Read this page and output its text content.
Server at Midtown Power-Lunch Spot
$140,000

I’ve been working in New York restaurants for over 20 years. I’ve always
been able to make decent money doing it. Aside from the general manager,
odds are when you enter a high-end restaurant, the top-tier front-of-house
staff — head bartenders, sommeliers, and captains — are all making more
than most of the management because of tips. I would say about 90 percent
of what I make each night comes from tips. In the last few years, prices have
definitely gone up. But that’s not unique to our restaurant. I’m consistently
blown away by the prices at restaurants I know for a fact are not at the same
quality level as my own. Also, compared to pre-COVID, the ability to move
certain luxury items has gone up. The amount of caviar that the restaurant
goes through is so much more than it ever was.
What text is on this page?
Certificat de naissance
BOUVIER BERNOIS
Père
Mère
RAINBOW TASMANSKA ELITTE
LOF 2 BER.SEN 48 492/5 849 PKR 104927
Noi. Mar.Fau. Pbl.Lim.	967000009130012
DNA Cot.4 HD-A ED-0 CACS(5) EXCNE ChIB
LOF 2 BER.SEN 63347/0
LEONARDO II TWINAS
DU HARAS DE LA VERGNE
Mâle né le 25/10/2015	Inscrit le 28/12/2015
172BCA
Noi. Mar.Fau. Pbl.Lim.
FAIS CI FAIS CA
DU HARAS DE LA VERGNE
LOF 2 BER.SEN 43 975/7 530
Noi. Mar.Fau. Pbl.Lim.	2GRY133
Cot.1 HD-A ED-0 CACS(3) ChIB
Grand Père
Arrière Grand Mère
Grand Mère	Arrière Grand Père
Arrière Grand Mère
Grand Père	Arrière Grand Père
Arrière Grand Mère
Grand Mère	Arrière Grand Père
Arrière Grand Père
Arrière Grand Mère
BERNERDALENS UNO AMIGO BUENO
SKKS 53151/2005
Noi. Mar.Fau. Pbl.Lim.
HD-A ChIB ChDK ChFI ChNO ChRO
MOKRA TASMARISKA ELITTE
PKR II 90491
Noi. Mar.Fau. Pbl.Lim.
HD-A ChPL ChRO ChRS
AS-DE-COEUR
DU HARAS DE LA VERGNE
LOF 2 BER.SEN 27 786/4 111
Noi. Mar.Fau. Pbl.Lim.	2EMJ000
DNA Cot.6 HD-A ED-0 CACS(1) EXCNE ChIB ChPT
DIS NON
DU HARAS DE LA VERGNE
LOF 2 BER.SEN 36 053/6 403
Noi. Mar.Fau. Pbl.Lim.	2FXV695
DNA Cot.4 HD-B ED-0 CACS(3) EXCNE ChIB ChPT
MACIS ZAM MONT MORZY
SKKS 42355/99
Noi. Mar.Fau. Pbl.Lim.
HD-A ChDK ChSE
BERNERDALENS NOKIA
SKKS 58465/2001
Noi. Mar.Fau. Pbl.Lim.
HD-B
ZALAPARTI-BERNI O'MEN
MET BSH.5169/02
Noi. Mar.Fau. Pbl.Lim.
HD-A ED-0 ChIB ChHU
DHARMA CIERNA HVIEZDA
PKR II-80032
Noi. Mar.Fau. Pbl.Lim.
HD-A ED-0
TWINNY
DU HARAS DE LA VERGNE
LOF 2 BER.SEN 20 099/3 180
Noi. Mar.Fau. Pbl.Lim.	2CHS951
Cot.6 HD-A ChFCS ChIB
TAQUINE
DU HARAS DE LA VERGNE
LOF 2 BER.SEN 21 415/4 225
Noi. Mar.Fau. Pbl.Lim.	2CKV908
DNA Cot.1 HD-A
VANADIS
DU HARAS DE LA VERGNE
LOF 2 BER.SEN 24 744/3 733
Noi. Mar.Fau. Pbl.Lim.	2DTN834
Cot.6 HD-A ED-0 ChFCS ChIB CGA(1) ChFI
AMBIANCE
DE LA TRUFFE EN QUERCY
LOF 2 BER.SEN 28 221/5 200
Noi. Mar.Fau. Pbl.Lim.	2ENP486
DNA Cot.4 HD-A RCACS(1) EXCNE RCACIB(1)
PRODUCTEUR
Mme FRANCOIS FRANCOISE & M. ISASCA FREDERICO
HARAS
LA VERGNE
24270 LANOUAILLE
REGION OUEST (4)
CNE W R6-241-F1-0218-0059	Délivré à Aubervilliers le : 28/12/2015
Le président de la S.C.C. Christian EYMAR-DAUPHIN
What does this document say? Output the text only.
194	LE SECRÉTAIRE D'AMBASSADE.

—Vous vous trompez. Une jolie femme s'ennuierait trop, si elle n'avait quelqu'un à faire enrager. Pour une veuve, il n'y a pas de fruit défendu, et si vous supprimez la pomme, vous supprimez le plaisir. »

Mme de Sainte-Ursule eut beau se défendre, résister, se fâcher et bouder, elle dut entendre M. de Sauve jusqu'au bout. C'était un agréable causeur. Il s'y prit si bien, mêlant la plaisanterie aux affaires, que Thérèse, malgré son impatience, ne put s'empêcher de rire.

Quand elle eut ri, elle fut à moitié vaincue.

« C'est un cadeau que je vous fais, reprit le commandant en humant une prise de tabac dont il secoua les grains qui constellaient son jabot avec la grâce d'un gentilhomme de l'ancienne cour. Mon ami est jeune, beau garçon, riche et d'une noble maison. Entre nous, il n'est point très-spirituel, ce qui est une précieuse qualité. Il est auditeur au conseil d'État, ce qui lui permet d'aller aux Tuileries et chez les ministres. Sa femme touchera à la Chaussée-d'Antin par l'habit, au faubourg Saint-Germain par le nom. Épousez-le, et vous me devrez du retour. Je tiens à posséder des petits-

•••

- [AIM]
Copy out each line of the records that holds the string "this".

- [EXERCISE SOLUTION]
Read this page and output its text content.
What text is on this page?
What does this document say? Output the text only.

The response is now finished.